### EXTRACTED INFORMATION
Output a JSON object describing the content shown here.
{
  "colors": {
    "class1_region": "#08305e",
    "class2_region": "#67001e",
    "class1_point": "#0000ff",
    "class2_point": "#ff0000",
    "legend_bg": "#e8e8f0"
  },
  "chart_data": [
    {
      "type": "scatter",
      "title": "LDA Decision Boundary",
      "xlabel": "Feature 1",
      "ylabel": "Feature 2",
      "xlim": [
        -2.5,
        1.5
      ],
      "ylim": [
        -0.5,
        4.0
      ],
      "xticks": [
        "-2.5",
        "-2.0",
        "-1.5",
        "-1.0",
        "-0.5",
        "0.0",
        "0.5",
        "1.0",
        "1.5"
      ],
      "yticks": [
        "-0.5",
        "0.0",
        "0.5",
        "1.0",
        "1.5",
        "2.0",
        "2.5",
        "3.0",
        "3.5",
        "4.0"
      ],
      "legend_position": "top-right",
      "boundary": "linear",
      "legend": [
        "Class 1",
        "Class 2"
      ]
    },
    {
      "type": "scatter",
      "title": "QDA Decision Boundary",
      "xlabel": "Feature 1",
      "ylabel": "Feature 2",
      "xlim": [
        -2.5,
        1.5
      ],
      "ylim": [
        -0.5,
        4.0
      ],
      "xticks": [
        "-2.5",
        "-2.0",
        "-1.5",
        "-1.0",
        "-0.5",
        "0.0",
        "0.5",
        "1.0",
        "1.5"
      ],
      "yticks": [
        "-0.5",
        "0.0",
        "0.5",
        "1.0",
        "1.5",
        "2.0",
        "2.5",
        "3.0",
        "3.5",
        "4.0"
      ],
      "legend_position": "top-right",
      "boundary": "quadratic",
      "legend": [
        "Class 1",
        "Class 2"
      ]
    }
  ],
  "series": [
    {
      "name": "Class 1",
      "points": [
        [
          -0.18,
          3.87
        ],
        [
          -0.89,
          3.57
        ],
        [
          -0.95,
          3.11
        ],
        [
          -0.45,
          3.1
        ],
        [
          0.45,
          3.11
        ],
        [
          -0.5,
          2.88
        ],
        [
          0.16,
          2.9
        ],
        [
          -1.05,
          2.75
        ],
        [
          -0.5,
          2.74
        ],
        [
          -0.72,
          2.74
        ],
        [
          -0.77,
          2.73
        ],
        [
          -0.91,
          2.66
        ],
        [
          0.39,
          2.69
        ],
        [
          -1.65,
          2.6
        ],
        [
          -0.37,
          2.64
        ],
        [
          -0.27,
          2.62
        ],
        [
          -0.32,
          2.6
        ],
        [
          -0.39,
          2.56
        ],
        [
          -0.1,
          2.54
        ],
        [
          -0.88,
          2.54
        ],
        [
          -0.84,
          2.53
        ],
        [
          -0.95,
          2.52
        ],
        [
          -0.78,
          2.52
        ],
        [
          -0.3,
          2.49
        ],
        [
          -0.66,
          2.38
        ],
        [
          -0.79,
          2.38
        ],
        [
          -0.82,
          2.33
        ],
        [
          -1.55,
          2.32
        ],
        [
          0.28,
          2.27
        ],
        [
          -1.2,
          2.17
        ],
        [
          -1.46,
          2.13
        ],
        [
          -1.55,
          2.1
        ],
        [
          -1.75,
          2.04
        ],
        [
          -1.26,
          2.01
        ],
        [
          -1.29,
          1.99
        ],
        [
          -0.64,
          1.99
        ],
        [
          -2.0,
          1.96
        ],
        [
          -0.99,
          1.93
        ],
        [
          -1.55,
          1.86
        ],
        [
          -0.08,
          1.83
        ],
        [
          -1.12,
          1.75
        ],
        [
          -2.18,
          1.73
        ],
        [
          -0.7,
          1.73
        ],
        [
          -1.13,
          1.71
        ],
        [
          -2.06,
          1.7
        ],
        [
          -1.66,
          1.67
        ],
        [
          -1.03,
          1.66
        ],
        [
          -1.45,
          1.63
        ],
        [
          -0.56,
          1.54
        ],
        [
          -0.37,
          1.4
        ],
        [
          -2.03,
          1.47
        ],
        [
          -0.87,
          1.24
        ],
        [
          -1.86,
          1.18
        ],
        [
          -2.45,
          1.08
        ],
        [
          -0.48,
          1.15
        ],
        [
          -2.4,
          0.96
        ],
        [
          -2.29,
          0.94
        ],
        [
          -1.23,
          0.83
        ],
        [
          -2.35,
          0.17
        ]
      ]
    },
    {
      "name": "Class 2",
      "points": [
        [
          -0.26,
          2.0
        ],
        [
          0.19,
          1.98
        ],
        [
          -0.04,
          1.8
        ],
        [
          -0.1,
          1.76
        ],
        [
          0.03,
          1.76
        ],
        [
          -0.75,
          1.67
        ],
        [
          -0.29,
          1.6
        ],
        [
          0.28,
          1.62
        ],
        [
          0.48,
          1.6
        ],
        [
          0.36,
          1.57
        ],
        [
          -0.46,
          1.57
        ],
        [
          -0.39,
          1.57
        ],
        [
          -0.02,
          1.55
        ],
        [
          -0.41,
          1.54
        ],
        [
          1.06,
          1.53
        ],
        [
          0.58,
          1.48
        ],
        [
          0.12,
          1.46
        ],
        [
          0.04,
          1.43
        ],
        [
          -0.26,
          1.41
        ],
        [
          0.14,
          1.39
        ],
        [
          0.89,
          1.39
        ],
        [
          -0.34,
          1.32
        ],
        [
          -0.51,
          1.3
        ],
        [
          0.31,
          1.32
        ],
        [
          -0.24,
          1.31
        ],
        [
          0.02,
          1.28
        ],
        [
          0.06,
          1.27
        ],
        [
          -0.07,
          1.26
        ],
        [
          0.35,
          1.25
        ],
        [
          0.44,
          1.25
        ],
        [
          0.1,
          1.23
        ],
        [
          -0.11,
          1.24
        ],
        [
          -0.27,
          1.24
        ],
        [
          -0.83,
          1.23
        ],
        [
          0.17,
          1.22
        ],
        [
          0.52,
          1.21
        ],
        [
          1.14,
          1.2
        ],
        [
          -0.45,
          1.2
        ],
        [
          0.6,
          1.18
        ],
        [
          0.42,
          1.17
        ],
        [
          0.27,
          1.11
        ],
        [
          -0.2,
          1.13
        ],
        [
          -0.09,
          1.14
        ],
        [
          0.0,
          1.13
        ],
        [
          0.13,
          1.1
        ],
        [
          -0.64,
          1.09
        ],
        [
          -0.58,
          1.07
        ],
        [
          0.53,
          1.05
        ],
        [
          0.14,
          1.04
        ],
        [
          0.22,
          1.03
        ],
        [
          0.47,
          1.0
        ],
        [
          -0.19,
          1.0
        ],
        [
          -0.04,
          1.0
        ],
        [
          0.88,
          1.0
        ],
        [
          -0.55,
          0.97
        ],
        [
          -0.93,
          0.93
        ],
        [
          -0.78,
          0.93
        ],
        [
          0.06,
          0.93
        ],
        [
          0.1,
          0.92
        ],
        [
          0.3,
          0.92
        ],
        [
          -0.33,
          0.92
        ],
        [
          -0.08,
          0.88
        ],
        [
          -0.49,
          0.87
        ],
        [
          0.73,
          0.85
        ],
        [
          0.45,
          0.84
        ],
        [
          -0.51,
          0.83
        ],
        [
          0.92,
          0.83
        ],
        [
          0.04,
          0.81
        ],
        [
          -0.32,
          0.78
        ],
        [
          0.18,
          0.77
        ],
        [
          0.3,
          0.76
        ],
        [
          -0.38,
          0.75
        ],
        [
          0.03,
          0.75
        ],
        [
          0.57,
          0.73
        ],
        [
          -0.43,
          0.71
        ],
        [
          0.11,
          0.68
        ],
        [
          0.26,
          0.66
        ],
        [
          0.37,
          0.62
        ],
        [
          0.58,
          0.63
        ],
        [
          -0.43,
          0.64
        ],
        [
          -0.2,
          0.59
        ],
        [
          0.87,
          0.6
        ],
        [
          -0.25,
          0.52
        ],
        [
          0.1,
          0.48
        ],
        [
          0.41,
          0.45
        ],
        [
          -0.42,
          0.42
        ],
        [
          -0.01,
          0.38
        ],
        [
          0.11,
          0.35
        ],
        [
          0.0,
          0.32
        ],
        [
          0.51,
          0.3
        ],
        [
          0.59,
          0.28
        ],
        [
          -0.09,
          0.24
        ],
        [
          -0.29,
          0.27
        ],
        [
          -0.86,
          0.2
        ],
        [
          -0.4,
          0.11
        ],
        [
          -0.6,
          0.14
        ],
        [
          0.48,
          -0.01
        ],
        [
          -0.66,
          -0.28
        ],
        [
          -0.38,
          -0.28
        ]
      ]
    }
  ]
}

### WHAT YOU WILL DO
Select every line in the records above that contains the word "Decision".

### SOLVED EXERCISE
      "title": "LDA Decision Boundary",
      "title": "QDA Decision Boundary",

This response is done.